## EXERCISE BRIEF
Without including any pictures, write out the listing below exactly.

(Data excerpts)

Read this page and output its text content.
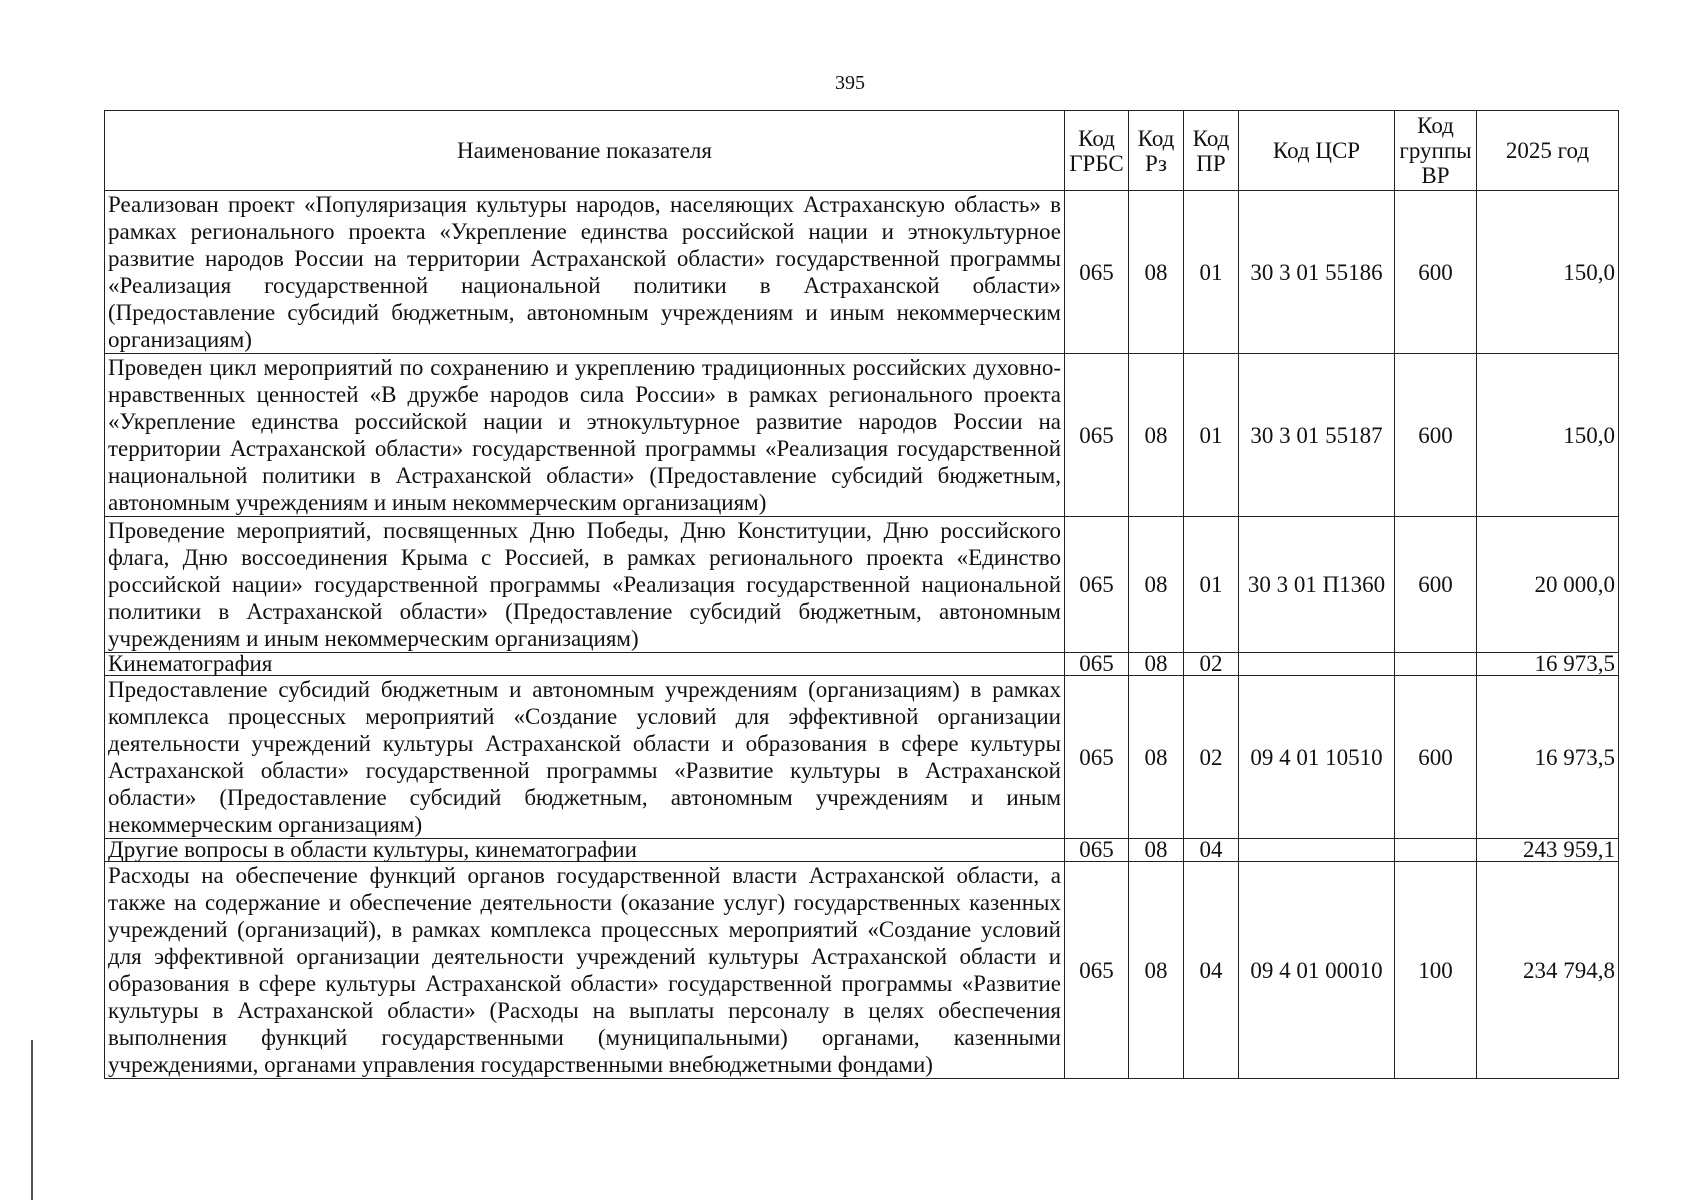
395
Наименование показателя	Код ГРБС	Код Рз	Код ПР	Код ЦСР	Код группы ВР	2025 год
Реализован проект «Популяризация культуры народов, населяющих Астраханскую область» в рамках регионального проекта «Укрепление единства российской нации и этнокультурное развитие народов России на территории Астраханской области» государственной программы «Реализация государственной национальной политики в Астраханской области» (Предоставление субсидий бюджетным, автономным учреждениям и иным некоммерческим организациям)	065	08	01	30 3 01 55186	600	150,0
Проведен цикл мероприятий по сохранению и укреплению традиционных российских духовно-нравственных ценностей «В дружбе народов сила России» в рамках регионального проекта «Укрепление единства российской нации и этнокультурное развитие народов России на территории Астраханской области» государственной программы «Реализация государственной национальной политики в Астраханской области» (Предоставление субсидий бюджетным, автономным учреждениям и иным некоммерческим организациям)	065	08	01	30 3 01 55187	600	150,0
Проведение мероприятий, посвященных Дню Победы, Дню Конституции, Дню российского флага, Дню воссоединения Крыма с Россией, в рамках регионального проекта «Единство российской нации» государственной программы «Реализация государственной национальной политики в Астраханской области» (Предоставление субсидий бюджетным, автономным учреждениям и иным некоммерческим организациям)	065	08	01	30 3 01 П1360	600	20 000,0
Кинематография	065	08	02			16 973,5
Предоставление субсидий бюджетным и автономным учреждениям (организациям) в рамках комплекса процессных мероприятий «Создание условий для эффективной организации деятельности учреждений культуры Астраханской области и образования в сфере культуры Астраханской области» государственной программы «Развитие культуры в Астраханской области» (Предоставление субсидий бюджетным, автономным учреждениям и иным некоммерческим организациям)	065	08	02	09 4 01 10510	600	16 973,5
Другие вопросы в области культуры, кинематографии	065	08	04			243 959,1
Расходы на обеспечение функций органов государственной власти Астраханской области, а также на содержание и обеспечение деятельности (оказание услуг) государственных казенных учреждений (организаций), в рамках комплекса процессных мероприятий «Создание условий для эффективной организации деятельности учреждений культуры Астраханской области и образования в сфере культуры Астраханской области» государственной программы «Развитие культуры в Астраханской области» (Расходы на выплаты персоналу в целях обеспечения выполнения функций государственными (муниципальными) органами, казенными учреждениями, органами управления государственными внебюджетными фондами)	065	08	04	09 4 01 00010	100	234 794,8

## CORRECT ANSWER
Read this page and output its text content.
395
Наименование показателя	Код ГРБС	Код Рз	Код ПР	Код ЦСР	Код группы ВР	2025 год
Реализован проект «Популяризация культуры народов, населяющих Астраханскую область» в рамках регионального проекта «Укрепление единства российской нации и этнокультурное развитие народов России на территории Астраханской области» государственной программы «Реализация государственной национальной политики в Астраханской области» (Предоставление субсидий бюджетным, автономным учреждениям и иным некоммерческим организациям)	065	08	01	30 3 01 55186	600	150,0
Проведен цикл мероприятий по сохранению и укреплению традиционных российских духовно-нравственных ценностей «В дружбе народов сила России» в рамках регионального проекта «Укрепление единства российской нации и этнокультурное развитие народов России на территории Астраханской области» государственной программы «Реализация государственной национальной политики в Астраханской области» (Предоставление субсидий бюджетным, автономным учреждениям и иным некоммерческим организациям)	065	08	01	30 3 01 55187	600	150,0
Проведение мероприятий, посвященных Дню Победы, Дню Конституции, Дню российского флага, Дню воссоединения Крыма с Россией, в рамках регионального проекта «Единство российской нации» государственной программы «Реализация государственной национальной политики в Астраханской области» (Предоставление субсидий бюджетным, автономным учреждениям и иным некоммерческим организациям)	065	08	01	30 3 01 П1360	600	20 000,0
Кинематография	065	08	02			16 973,5
Предоставление субсидий бюджетным и автономным учреждениям (организациям) в рамках комплекса процессных мероприятий «Создание условий для эффективной организации деятельности учреждений культуры Астраханской области и образования в сфере культуры Астраханской области» государственной программы «Развитие культуры в Астраханской области» (Предоставление субсидий бюджетным, автономным учреждениям и иным некоммерческим организациям)	065	08	02	09 4 01 10510	600	16 973,5
Другие вопросы в области культуры, кинематографии	065	08	04			243 959,1
Расходы на обеспечение функций органов государственной власти Астраханской области, а также на содержание и обеспечение деятельности (оказание услуг) государственных казенных учреждений (организаций), в рамках комплекса процессных мероприятий «Создание условий для эффективной организации деятельности учреждений культуры Астраханской области и образования в сфере культуры Астраханской области» государственной программы «Развитие культуры в Астраханской области» (Расходы на выплаты персоналу в целях обеспечения выполнения функций государственными (муниципальными) органами, казенными учреждениями, органами управления государственными внебюджетными фондами)	065	08	04	09 4 01 00010	100	234 794,8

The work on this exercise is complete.